### REQUEST
Give the number of lines in the listing that hold the word "Services". Write nothing but that number.

### SOURCE MATERIAL
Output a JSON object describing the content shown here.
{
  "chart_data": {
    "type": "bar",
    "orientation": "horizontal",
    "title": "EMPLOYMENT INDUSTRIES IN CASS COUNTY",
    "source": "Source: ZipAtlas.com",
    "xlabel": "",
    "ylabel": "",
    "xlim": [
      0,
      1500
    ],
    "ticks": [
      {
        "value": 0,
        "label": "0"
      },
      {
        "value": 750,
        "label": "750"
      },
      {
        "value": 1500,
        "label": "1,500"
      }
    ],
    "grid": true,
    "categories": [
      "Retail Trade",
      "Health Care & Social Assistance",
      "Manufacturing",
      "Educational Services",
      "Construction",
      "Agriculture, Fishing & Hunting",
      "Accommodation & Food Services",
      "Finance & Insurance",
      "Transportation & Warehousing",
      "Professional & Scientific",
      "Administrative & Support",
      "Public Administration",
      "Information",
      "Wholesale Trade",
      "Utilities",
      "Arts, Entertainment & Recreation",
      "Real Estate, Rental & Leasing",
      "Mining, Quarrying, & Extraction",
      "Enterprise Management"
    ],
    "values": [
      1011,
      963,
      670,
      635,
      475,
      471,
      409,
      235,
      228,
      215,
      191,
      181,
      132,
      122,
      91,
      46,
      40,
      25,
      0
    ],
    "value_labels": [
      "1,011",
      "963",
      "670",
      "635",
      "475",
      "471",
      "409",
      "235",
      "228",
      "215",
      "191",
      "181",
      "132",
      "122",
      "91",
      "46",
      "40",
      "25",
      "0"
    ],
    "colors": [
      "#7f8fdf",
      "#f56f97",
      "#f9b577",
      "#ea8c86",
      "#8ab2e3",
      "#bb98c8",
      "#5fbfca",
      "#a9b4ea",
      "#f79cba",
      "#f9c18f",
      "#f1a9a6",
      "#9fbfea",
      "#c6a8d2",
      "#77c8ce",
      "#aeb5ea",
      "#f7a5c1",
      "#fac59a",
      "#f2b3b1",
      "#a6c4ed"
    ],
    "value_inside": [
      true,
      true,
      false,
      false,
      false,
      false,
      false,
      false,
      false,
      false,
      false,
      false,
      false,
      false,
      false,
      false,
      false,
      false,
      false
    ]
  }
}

### WRITTEN REPLY
2